- _Given problem_:
In the entries, find all lines that hold the word "What" and copy them.

- _Dataset extract_:

* * * * *

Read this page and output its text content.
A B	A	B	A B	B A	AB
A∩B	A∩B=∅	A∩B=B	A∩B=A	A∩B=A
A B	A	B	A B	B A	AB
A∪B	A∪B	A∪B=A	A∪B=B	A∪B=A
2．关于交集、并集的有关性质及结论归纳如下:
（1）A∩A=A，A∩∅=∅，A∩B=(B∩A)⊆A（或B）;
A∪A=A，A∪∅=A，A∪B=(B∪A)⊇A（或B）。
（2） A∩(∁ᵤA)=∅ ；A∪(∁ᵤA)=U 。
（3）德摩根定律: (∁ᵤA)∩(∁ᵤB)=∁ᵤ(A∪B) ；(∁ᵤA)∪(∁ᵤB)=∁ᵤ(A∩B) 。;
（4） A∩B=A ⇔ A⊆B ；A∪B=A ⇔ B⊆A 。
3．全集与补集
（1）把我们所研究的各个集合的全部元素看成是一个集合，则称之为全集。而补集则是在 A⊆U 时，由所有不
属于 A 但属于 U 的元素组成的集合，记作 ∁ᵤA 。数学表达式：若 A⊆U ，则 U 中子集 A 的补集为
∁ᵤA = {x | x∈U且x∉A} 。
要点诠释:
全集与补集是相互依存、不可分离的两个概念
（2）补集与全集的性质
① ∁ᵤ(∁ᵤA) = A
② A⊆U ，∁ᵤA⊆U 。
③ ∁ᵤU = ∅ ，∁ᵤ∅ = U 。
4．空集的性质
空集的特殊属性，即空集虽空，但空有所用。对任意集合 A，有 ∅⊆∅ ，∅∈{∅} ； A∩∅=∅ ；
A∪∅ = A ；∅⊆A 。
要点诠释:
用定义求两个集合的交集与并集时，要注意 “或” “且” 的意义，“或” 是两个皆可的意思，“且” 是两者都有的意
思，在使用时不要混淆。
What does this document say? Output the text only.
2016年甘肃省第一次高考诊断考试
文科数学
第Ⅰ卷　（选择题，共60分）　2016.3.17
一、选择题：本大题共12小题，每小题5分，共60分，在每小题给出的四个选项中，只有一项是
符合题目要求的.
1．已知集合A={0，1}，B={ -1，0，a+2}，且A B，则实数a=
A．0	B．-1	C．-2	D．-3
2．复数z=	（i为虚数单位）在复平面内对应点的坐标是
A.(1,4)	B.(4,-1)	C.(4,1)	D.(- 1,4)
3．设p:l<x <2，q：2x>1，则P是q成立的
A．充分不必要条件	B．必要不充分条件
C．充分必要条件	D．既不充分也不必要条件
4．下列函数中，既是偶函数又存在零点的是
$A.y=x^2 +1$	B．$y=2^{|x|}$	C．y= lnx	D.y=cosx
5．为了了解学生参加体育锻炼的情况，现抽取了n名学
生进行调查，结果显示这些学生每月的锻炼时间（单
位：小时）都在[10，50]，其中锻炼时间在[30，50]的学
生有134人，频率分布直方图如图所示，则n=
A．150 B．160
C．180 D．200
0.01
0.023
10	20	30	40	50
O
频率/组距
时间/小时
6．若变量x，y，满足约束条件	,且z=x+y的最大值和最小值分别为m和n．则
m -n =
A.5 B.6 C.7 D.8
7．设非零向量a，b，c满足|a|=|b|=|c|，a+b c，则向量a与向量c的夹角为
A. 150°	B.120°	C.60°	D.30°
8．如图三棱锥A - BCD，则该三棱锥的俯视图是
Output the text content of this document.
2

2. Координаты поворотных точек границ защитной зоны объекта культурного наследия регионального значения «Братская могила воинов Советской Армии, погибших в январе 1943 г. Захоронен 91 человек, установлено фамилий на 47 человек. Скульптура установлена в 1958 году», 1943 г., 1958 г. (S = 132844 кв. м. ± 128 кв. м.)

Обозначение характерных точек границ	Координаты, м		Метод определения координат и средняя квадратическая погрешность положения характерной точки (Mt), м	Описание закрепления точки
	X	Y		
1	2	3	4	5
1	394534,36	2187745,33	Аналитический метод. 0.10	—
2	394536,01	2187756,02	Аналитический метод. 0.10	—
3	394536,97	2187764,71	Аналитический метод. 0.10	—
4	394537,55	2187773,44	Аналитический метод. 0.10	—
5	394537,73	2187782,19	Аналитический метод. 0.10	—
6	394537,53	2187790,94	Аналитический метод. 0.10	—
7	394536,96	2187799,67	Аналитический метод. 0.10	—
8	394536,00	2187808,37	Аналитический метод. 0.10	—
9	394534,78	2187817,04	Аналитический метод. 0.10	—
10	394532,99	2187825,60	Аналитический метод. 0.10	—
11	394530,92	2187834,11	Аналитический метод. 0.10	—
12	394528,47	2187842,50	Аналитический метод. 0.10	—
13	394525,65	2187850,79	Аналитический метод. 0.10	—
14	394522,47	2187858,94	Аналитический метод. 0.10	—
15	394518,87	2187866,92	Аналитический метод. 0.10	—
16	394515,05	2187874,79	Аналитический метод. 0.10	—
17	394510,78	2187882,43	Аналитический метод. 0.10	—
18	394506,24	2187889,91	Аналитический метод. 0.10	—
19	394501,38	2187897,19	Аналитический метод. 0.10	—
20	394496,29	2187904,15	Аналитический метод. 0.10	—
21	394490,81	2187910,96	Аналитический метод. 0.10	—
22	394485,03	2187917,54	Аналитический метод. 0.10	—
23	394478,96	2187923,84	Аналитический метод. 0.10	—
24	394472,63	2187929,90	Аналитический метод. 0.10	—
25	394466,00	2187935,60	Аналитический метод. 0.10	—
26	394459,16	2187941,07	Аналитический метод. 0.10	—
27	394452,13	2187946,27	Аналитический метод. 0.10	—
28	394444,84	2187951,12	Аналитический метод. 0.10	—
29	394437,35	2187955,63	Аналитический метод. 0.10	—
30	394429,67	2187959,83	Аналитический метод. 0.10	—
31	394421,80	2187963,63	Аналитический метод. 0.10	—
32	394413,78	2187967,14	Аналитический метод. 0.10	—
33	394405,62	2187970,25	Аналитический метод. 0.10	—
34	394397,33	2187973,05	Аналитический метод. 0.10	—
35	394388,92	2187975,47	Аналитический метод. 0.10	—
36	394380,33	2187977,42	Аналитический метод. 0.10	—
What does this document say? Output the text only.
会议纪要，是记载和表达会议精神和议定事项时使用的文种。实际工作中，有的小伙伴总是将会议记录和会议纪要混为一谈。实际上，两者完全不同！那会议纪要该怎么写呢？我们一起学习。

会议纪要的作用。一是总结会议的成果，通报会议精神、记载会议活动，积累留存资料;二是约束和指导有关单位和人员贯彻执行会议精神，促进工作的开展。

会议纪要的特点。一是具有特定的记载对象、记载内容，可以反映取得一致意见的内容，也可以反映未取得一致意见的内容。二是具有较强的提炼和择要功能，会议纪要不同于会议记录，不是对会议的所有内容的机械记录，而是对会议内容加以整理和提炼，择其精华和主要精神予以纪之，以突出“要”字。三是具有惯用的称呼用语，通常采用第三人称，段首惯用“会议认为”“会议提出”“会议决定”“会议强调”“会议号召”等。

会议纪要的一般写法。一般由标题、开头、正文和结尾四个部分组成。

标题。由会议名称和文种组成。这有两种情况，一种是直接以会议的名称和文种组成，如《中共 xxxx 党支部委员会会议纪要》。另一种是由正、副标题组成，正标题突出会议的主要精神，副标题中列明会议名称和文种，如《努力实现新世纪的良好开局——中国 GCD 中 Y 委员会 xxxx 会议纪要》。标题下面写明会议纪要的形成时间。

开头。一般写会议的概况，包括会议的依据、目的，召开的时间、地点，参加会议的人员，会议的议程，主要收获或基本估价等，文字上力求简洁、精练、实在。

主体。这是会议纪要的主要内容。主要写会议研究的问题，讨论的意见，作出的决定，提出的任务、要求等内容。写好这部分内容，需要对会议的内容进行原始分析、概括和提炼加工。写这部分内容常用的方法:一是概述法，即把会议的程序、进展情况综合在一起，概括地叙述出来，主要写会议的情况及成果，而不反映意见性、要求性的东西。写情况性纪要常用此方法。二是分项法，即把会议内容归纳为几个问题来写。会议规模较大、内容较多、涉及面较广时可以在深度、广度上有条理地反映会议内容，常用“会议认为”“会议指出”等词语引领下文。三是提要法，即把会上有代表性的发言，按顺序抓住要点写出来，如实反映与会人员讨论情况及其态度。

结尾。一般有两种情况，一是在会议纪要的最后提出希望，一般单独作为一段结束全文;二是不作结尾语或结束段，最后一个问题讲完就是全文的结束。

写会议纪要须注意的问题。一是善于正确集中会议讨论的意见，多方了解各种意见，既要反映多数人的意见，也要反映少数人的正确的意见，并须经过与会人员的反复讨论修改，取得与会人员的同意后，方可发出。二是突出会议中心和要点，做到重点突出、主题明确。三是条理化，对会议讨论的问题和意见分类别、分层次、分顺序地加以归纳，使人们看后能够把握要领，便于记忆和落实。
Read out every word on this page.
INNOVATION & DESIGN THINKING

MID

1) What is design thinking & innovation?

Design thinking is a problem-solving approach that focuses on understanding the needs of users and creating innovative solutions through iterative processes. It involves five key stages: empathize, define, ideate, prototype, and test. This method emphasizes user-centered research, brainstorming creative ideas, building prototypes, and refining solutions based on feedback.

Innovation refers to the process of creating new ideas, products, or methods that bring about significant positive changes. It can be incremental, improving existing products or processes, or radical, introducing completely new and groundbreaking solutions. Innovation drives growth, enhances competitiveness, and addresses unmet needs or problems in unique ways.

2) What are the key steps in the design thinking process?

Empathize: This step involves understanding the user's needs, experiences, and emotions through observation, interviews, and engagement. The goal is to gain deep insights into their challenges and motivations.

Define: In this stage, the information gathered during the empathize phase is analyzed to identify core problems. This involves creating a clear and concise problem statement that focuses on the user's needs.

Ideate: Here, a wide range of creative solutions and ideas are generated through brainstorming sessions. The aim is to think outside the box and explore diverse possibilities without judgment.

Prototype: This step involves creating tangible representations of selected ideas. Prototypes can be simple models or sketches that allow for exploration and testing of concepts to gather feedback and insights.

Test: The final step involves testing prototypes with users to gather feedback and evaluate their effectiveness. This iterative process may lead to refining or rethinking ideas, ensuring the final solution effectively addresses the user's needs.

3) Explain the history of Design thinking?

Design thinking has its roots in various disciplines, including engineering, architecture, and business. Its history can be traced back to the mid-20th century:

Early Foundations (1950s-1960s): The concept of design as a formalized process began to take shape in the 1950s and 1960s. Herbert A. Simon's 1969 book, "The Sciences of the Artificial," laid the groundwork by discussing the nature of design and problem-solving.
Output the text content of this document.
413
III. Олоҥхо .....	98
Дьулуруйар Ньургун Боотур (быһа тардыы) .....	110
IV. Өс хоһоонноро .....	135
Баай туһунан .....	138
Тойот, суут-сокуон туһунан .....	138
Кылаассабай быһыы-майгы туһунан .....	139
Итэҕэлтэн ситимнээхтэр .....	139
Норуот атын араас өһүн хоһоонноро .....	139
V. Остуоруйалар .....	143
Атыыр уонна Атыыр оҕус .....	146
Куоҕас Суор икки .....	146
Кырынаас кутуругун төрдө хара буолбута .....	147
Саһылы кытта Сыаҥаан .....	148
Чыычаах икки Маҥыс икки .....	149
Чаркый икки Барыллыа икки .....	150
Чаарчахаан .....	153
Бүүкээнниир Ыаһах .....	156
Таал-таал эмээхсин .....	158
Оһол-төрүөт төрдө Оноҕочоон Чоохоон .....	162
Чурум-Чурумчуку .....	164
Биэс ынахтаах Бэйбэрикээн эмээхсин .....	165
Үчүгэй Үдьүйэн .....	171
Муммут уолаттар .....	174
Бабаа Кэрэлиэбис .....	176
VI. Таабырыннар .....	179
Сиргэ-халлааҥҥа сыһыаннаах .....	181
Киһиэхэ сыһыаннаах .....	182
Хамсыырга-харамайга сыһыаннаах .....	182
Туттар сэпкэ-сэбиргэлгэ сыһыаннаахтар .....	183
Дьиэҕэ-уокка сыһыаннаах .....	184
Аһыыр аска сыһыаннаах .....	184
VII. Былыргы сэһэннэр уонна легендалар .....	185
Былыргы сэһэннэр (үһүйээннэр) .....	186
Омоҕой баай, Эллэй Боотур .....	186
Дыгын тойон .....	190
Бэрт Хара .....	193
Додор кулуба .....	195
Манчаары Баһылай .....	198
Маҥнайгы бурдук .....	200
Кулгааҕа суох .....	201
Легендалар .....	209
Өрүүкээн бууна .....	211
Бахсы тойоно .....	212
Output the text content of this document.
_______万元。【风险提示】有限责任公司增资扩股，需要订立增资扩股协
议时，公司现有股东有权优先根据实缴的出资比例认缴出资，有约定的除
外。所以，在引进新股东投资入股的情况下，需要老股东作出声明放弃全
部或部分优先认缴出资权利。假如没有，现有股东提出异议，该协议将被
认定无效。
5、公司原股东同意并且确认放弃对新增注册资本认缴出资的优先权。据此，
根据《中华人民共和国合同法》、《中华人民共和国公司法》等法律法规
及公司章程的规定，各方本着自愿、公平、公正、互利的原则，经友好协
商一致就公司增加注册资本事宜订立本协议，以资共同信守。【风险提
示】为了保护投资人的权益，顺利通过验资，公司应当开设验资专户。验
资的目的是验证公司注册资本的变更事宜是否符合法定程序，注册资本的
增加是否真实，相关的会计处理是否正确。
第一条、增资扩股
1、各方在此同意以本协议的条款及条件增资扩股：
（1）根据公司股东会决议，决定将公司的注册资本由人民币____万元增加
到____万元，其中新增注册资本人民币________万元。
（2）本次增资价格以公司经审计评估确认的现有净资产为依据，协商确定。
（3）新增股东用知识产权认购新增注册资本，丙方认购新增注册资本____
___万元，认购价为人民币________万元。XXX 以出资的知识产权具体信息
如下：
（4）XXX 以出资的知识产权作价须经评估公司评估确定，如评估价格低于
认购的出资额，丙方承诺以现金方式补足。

* * * * *

- _Correct response_:
What does this document say? Output the text only.
What does this document say? Output the text only.
1) What is design thinking & innovation?
2) What are the key steps in the design thinking process?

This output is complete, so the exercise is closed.